Set down each entry from the block beneath, exactly as written.

PROVIDED RECORDS ->

•••••

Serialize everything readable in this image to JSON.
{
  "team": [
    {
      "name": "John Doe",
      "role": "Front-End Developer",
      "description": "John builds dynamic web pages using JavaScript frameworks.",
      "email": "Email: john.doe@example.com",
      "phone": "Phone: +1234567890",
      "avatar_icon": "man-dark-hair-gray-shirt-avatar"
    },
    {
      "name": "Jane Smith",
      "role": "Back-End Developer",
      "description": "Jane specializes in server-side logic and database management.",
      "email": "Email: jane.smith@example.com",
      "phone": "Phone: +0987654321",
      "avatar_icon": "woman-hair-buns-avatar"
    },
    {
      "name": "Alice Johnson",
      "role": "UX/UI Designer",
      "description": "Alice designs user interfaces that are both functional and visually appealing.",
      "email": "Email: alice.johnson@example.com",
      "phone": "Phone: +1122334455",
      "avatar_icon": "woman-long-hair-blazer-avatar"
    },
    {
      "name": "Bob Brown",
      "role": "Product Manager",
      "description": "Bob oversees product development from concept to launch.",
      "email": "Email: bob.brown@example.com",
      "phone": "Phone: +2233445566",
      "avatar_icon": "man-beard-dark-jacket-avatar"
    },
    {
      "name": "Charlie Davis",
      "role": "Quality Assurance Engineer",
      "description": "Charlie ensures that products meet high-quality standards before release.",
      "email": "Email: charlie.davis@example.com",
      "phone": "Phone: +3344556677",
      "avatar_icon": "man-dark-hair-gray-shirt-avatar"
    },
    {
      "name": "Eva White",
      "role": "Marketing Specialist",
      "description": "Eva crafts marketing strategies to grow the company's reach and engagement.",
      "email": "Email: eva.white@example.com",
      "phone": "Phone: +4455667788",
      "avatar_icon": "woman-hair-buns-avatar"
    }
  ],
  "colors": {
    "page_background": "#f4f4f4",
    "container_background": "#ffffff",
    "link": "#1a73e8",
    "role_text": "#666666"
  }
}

•••••

RESPONSE TO THE EXERCISE ->
Serialize everything readable in this image to JSON.
{
  "team": [
    {
      "name": "John Doe",
      "role": "Front-End Developer",
      "description": "John builds dynamic web pages using JavaScript frameworks.",
      "email": "Email: john.doe@example.com",
      "phone": "Phone: +1234567890",
      "avatar_icon": "man-dark-hair-gray-shirt-avatar"
    },
    {
      "name": "Jane Smith",
      "role": "Back-End Developer",
      "description": "Jane specializes in server-side logic and database management.",
      "email": "Email: jane.smith@example.com",
      "phone": "Phone: +0987654321",
      "avatar_icon": "woman-hair-buns-avatar"
    },
    {
      "name": "Alice Johnson",
      "role": "UX/UI Designer",
      "description": "Alice designs user interfaces that are both functional and visually appealing.",
      "email": "Email: alice.johnson@example.com",
      "phone": "Phone: +1122334455",
      "avatar_icon": "woman-long-hair-blazer-avatar"
    },
    {
      "name": "Bob Brown",
      "role": "Product Manager",
      "description": "Bob oversees product development from concept to launch.",
      "email": "Email: bob.brown@example.com",
      "phone": "Phone: +2233445566",
      "avatar_icon": "man-beard-dark-jacket-avatar"
    },
    {
      "name": "Charlie Davis",
      "role": "Quality Assurance Engineer",
      "description": "Charlie ensures that products meet high-quality standards before release.",
      "email": "Email: charlie.davis@example.com",
      "phone": "Phone: +3344556677",
      "avatar_icon": "man-dark-hair-gray-shirt-avatar"
    },
    {
      "name": "Eva White",
      "role": "Marketing Specialist",
      "description": "Eva crafts marketing strategies to grow the company's reach and engagement.",
      "email": "Email: eva.white@example.com",
      "phone": "Phone: +4455667788",
      "avatar_icon": "woman-hair-buns-avatar"
    }
  ],
  "colors": {
    "page_background": "#f4f4f4",
    "container_background": "#ffffff",
    "link": "#1a73e8",
    "role_text": "#666666"
  }
}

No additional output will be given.